>> begin SUPPLIED DATA
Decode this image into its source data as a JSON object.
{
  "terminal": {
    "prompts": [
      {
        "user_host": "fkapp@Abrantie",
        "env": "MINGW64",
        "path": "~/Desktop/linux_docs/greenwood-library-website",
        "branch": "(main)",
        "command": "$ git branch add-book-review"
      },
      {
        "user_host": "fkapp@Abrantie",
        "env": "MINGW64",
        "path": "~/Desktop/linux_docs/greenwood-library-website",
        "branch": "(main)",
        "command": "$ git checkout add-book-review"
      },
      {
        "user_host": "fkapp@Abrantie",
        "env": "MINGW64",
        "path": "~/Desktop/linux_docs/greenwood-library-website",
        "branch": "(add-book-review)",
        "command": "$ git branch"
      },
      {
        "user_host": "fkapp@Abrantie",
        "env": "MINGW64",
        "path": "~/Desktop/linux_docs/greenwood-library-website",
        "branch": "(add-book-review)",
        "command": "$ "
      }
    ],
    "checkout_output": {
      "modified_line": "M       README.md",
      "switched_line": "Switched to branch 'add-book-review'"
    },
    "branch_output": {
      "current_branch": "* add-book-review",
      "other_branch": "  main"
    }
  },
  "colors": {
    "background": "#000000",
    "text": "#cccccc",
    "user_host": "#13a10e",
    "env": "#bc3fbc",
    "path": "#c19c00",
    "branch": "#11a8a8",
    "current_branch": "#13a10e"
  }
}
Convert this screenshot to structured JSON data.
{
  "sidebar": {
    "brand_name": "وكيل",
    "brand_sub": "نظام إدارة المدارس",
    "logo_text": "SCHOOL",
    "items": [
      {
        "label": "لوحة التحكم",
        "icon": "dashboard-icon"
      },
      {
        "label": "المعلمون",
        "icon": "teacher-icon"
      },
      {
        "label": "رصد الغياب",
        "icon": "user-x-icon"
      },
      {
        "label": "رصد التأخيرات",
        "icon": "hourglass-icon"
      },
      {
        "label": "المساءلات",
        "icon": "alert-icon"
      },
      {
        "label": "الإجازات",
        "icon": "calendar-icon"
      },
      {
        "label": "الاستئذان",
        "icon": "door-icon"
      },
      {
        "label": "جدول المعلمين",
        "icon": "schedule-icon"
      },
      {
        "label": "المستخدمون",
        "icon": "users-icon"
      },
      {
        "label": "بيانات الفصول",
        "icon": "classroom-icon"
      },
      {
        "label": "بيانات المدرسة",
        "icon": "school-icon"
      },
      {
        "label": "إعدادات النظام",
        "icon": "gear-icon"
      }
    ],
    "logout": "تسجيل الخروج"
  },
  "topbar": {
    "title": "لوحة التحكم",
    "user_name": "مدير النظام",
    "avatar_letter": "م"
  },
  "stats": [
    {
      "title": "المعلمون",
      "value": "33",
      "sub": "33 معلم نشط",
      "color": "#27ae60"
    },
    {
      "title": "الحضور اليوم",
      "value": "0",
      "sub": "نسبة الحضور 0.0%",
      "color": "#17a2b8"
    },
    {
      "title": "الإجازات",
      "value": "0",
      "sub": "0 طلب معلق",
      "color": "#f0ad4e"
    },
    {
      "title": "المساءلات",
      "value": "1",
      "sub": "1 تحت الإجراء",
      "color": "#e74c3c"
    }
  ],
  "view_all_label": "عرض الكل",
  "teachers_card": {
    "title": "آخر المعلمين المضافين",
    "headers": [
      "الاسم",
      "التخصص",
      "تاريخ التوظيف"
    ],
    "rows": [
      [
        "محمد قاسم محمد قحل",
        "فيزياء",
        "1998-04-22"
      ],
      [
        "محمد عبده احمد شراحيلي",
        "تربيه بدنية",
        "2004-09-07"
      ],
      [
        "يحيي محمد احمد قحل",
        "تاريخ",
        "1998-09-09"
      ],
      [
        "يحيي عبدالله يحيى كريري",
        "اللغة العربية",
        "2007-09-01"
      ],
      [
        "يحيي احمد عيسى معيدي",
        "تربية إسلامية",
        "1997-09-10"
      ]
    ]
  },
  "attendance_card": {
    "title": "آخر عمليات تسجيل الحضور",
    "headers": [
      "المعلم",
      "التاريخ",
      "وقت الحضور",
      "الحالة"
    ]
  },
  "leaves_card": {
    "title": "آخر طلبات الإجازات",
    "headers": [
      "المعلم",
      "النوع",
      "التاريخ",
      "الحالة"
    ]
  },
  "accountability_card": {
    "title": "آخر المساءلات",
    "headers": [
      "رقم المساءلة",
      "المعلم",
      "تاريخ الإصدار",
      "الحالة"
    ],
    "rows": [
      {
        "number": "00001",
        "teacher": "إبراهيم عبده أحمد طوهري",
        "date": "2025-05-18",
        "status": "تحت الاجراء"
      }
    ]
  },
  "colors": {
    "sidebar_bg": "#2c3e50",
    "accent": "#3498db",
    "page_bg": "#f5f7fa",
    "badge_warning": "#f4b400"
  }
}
>> end SUPPLIED DATA
Reproduce each record shown above without altering a single word.

* **RESULT OF THIS TASK**
Decode this image into its source data as a JSON object.
{
  "terminal": {
    "prompts": [
      {
        "user_host": "fkapp@Abrantie",
        "env": "MINGW64",
        "path": "~/Desktop/linux_docs/greenwood-library-website",
        "branch": "(main)",
        "command": "$ git branch add-book-review"
      },
      {
        "user_host": "fkapp@Abrantie",
        "env": "MINGW64",
        "path": "~/Desktop/linux_docs/greenwood-library-website",
        "branch": "(main)",
        "command": "$ git checkout add-book-review"
      },
      {
        "user_host": "fkapp@Abrantie",
        "env": "MINGW64",
        "path": "~/Desktop/linux_docs/greenwood-library-website",
        "branch": "(add-book-review)",
        "command": "$ git branch"
      },
      {
        "user_host": "fkapp@Abrantie",
        "env": "MINGW64",
        "path": "~/Desktop/linux_docs/greenwood-library-website",
        "branch": "(add-book-review)",
        "command": "$ "
      }
    ],
    "checkout_output": {
      "modified_line": "M       README.md",
      "switched_line": "Switched to branch 'add-book-review'"
    },
    "branch_output": {
      "current_branch": "* add-book-review",
      "other_branch": "  main"
    }
  },
  "colors": {
    "background": "#000000",
    "text": "#cccccc",
    "user_host": "#13a10e",
    "env": "#bc3fbc",
    "path": "#c19c00",
    "branch": "#11a8a8",
    "current_branch": "#13a10e"
  }
}
Convert this screenshot to structured JSON data.
{
  "sidebar": {
    "brand_name": "وكيل",
    "brand_sub": "نظام إدارة المدارس",
    "logo_text": "SCHOOL",
    "items": [
      {
        "label": "لوحة التحكم",
        "icon": "dashboard-icon"
      },
      {
        "label": "المعلمون",
        "icon": "teacher-icon"
      },
      {
        "label": "رصد الغياب",
        "icon": "user-x-icon"
      },
      {
        "label": "رصد التأخيرات",
        "icon": "hourglass-icon"
      },
      {
        "label": "المساءلات",
        "icon": "alert-icon"
      },
      {
        "label": "الإجازات",
        "icon": "calendar-icon"
      },
      {
        "label": "الاستئذان",
        "icon": "door-icon"
      },
      {
        "label": "جدول المعلمين",
        "icon": "schedule-icon"
      },
      {
        "label": "المستخدمون",
        "icon": "users-icon"
      },
      {
        "label": "بيانات الفصول",
        "icon": "classroom-icon"
      },
      {
        "label": "بيانات المدرسة",
        "icon": "school-icon"
      },
      {
        "label": "إعدادات النظام",
        "icon": "gear-icon"
      }
    ],
    "logout": "تسجيل الخروج"
  },
  "topbar": {
    "title": "لوحة التحكم",
    "user_name": "مدير النظام",
    "avatar_letter": "م"
  },
  "stats": [
    {
      "title": "المعلمون",
      "value": "33",
      "sub": "33 معلم نشط",
      "color": "#27ae60"
    },
    {
      "title": "الحضور اليوم",
      "value": "0",
      "sub": "نسبة الحضور 0.0%",
      "color": "#17a2b8"
    },
    {
      "title": "الإجازات",
      "value": "0",
      "sub": "0 طلب معلق",
      "color": "#f0ad4e"
    },
    {
      "title": "المساءلات",
      "value": "1",
      "sub": "1 تحت الإجراء",
      "color": "#e74c3c"
    }
  ],
  "view_all_label": "عرض الكل",
  "teachers_card": {
    "title": "آخر المعلمين المضافين",
    "headers": [
      "الاسم",
      "التخصص",
      "تاريخ التوظيف"
    ],
    "rows": [
      [
        "محمد قاسم محمد قحل",
        "فيزياء",
        "1998-04-22"
      ],
      [
        "محمد عبده احمد شراحيلي",
        "تربيه بدنية",
        "2004-09-07"
      ],
      [
        "يحيي محمد احمد قحل",
        "تاريخ",
        "1998-09-09"
      ],
      [
        "يحيي عبدالله يحيى كريري",
        "اللغة العربية",
        "2007-09-01"
      ],
      [
        "يحيي احمد عيسى معيدي",
        "تربية إسلامية",
        "1997-09-10"
      ]
    ]
  },
  "attendance_card": {
    "title": "آخر عمليات تسجيل الحضور",
    "headers": [
      "المعلم",
      "التاريخ",
      "وقت الحضور",
      "الحالة"
    ]
  },
  "leaves_card": {
    "title": "آخر طلبات الإجازات",
    "headers": [
      "المعلم",
      "النوع",
      "التاريخ",
      "الحالة"
    ]
  },
  "accountability_card": {
    "title": "آخر المساءلات",
    "headers": [
      "رقم المساءلة",
      "المعلم",
      "تاريخ الإصدار",
      "الحالة"
    ],
    "rows": [
      {
        "number": "00001",
        "teacher": "إبراهيم عبده أحمد طوهري",
        "date": "2025-05-18",
        "status": "تحت الاجراء"
      }
    ]
  },
  "colors": {
    "sidebar_bg": "#2c3e50",
    "accent": "#3498db",
    "page_bg": "#f5f7fa",
    "badge_warning": "#f4b400"
  }
}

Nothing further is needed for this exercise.